■ GIVEN INSTRUCTION: All the data must come back unchanged, except that pictures are left out.

┌──

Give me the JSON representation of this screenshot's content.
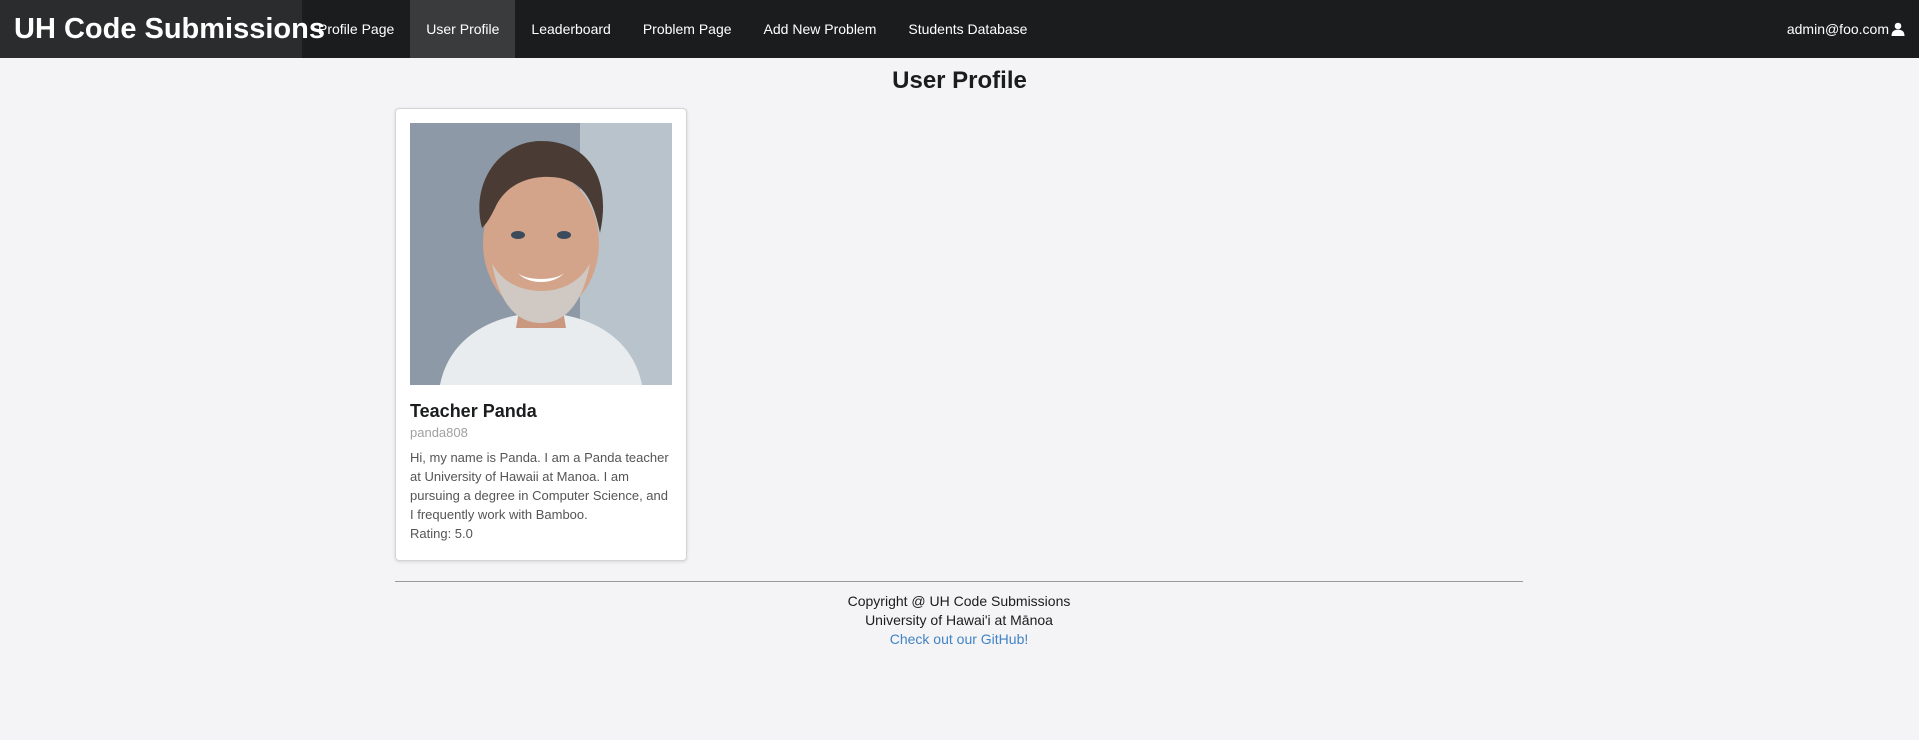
{
  "navbar": {
    "brand": "UH Code Submissions",
    "items": [
      {
        "label": "Profile Page"
      },
      {
        "label": "User Profile"
      },
      {
        "label": "Leaderboard"
      },
      {
        "label": "Problem Page"
      },
      {
        "label": "Add New Problem"
      },
      {
        "label": "Students Database"
      }
    ],
    "user": "admin@foo.com",
    "user_icon": "user-icon"
  },
  "page": {
    "title": "User Profile"
  },
  "profile_card": {
    "name": "Teacher Panda",
    "username": "panda808",
    "description": "Hi, my name is Panda. I am a Panda teacher at University of Hawaii at Manoa. I am pursuing a degree in Computer Science, and I frequently work with Bamboo.",
    "rating": "Rating: 5.0"
  },
  "footer": {
    "copyright": "Copyright @ UH Code Submissions",
    "university": "University of Hawai'i at Mānoa",
    "github_link": "Check out our GitHub!"
  },
  "colors": {
    "navbar_bg": "#1b1c1d",
    "link": "#4183c4",
    "page_bg": "#f4f4f6"
  }
}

└──

■ RESPONSE:
Give me the JSON representation of this screenshot's content.
{
  "navbar": {
    "brand": "UH Code Submissions",
    "items": [
      {
        "label": "Profile Page"
      },
      {
        "label": "User Profile"
      },
      {
        "label": "Leaderboard"
      },
      {
        "label": "Problem Page"
      },
      {
        "label": "Add New Problem"
      },
      {
        "label": "Students Database"
      }
    ],
    "user": "admin@foo.com",
    "user_icon": "user-icon"
  },
  "page": {
    "title": "User Profile"
  },
  "profile_card": {
    "name": "Teacher Panda",
    "username": "panda808",
    "description": "Hi, my name is Panda. I am a Panda teacher at University of Hawaii at Manoa. I am pursuing a degree in Computer Science, and I frequently work with Bamboo.",
    "rating": "Rating: 5.0"
  },
  "footer": {
    "copyright": "Copyright @ UH Code Submissions",
    "university": "University of Hawai'i at Mānoa",
    "github_link": "Check out our GitHub!"
  },
  "colors": {
    "navbar_bg": "#1b1c1d",
    "link": "#4183c4",
    "page_bg": "#f4f4f6"
  }
}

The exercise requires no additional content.